▸ What you will do:
Return the full material exactly.

***** Listing

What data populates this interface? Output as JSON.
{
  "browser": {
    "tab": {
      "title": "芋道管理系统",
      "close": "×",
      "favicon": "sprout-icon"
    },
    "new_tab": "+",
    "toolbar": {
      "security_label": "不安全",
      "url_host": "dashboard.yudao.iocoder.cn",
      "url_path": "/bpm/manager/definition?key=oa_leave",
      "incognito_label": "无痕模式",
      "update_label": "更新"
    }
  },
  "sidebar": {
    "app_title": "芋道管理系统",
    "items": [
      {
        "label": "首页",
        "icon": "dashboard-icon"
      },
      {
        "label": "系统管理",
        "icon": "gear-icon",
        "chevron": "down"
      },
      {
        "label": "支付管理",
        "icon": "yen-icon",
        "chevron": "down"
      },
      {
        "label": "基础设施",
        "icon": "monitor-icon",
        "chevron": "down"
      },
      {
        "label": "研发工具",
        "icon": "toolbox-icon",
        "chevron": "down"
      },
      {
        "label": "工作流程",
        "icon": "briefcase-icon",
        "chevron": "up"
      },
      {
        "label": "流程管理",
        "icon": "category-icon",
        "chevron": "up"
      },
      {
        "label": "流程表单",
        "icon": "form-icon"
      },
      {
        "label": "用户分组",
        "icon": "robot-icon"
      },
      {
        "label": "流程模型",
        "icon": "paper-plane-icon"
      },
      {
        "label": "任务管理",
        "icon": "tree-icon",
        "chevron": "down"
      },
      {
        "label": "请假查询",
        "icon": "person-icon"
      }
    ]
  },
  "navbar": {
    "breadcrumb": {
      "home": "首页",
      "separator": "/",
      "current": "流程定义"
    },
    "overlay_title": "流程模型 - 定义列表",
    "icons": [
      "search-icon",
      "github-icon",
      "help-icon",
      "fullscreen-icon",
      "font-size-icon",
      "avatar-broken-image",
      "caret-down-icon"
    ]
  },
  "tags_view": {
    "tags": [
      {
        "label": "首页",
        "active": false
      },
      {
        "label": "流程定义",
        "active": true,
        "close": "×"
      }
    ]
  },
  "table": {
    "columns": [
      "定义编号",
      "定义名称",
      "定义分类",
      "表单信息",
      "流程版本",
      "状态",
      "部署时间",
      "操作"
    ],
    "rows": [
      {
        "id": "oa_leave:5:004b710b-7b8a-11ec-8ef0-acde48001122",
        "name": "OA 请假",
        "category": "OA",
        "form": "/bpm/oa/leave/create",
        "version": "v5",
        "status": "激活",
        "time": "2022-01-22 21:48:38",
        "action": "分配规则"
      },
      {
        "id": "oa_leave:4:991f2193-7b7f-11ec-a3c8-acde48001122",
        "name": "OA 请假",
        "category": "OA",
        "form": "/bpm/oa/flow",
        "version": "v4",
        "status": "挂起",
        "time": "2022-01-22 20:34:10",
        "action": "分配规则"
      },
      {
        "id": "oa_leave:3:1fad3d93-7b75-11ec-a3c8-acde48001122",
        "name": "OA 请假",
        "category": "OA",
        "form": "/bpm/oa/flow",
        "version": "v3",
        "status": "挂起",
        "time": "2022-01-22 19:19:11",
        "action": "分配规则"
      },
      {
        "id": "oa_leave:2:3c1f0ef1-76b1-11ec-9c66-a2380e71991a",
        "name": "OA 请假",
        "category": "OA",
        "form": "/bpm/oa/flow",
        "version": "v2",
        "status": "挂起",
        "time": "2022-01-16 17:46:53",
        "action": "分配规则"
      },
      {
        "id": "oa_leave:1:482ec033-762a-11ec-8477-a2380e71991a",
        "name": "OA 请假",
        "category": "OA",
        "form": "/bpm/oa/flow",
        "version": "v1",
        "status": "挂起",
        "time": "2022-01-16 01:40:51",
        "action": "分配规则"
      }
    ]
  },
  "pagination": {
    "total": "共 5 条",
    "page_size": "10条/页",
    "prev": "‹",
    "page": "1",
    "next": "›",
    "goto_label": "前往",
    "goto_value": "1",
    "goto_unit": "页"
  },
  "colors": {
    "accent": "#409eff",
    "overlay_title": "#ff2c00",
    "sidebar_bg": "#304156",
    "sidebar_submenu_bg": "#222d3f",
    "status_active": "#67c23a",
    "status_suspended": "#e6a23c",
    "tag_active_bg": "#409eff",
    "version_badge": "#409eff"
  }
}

**********

▸ Solved exercise:
What data populates this interface? Output as JSON.
{
  "browser": {
    "tab": {
      "title": "芋道管理系统",
      "close": "×",
      "favicon": "sprout-icon"
    },
    "new_tab": "+",
    "toolbar": {
      "security_label": "不安全",
      "url_host": "dashboard.yudao.iocoder.cn",
      "url_path": "/bpm/manager/definition?key=oa_leave",
      "incognito_label": "无痕模式",
      "update_label": "更新"
    }
  },
  "sidebar": {
    "app_title": "芋道管理系统",
    "items": [
      {
        "label": "首页",
        "icon": "dashboard-icon"
      },
      {
        "label": "系统管理",
        "icon": "gear-icon",
        "chevron": "down"
      },
      {
        "label": "支付管理",
        "icon": "yen-icon",
        "chevron": "down"
      },
      {
        "label": "基础设施",
        "icon": "monitor-icon",
        "chevron": "down"
      },
      {
        "label": "研发工具",
        "icon": "toolbox-icon",
        "chevron": "down"
      },
      {
        "label": "工作流程",
        "icon": "briefcase-icon",
        "chevron": "up"
      },
      {
        "label": "流程管理",
        "icon": "category-icon",
        "chevron": "up"
      },
      {
        "label": "流程表单",
        "icon": "form-icon"
      },
      {
        "label": "用户分组",
        "icon": "robot-icon"
      },
      {
        "label": "流程模型",
        "icon": "paper-plane-icon"
      },
      {
        "label": "任务管理",
        "icon": "tree-icon",
        "chevron": "down"
      },
      {
        "label": "请假查询",
        "icon": "person-icon"
      }
    ]
  },
  "navbar": {
    "breadcrumb": {
      "home": "首页",
      "separator": "/",
      "current": "流程定义"
    },
    "overlay_title": "流程模型 - 定义列表",
    "icons": [
      "search-icon",
      "github-icon",
      "help-icon",
      "fullscreen-icon",
      "font-size-icon",
      "avatar-broken-image",
      "caret-down-icon"
    ]
  },
  "tags_view": {
    "tags": [
      {
        "label": "首页",
        "active": false
      },
      {
        "label": "流程定义",
        "active": true,
        "close": "×"
      }
    ]
  },
  "table": {
    "columns": [
      "定义编号",
      "定义名称",
      "定义分类",
      "表单信息",
      "流程版本",
      "状态",
      "部署时间",
      "操作"
    ],
    "rows": [
      {
        "id": "oa_leave:5:004b710b-7b8a-11ec-8ef0-acde48001122",
        "name": "OA 请假",
        "category": "OA",
        "form": "/bpm/oa/leave/create",
        "version": "v5",
        "status": "激活",
        "time": "2022-01-22 21:48:38",
        "action": "分配规则"
      },
      {
        "id": "oa_leave:4:991f2193-7b7f-11ec-a3c8-acde48001122",
        "name": "OA 请假",
        "category": "OA",
        "form": "/bpm/oa/flow",
        "version": "v4",
        "status": "挂起",
        "time": "2022-01-22 20:34:10",
        "action": "分配规则"
      },
      {
        "id": "oa_leave:3:1fad3d93-7b75-11ec-a3c8-acde48001122",
        "name": "OA 请假",
        "category": "OA",
        "form": "/bpm/oa/flow",
        "version": "v3",
        "status": "挂起",
        "time": "2022-01-22 19:19:11",
        "action": "分配规则"
      },
      {
        "id": "oa_leave:2:3c1f0ef1-76b1-11ec-9c66-a2380e71991a",
        "name": "OA 请假",
        "category": "OA",
        "form": "/bpm/oa/flow",
        "version": "v2",
        "status": "挂起",
        "time": "2022-01-16 17:46:53",
        "action": "分配规则"
      },
      {
        "id": "oa_leave:1:482ec033-762a-11ec-8477-a2380e71991a",
        "name": "OA 请假",
        "category": "OA",
        "form": "/bpm/oa/flow",
        "version": "v1",
        "status": "挂起",
        "time": "2022-01-16 01:40:51",
        "action": "分配规则"
      }
    ]
  },
  "pagination": {
    "total": "共 5 条",
    "page_size": "10条/页",
    "prev": "‹",
    "page": "1",
    "next": "›",
    "goto_label": "前往",
    "goto_value": "1",
    "goto_unit": "页"
  },
  "colors": {
    "accent": "#409eff",
    "overlay_title": "#ff2c00",
    "sidebar_bg": "#304156",
    "sidebar_submenu_bg": "#222d3f",
    "status_active": "#67c23a",
    "status_suspended": "#e6a23c",
    "tag_active_bg": "#409eff",
    "version_badge": "#409eff"
  }
}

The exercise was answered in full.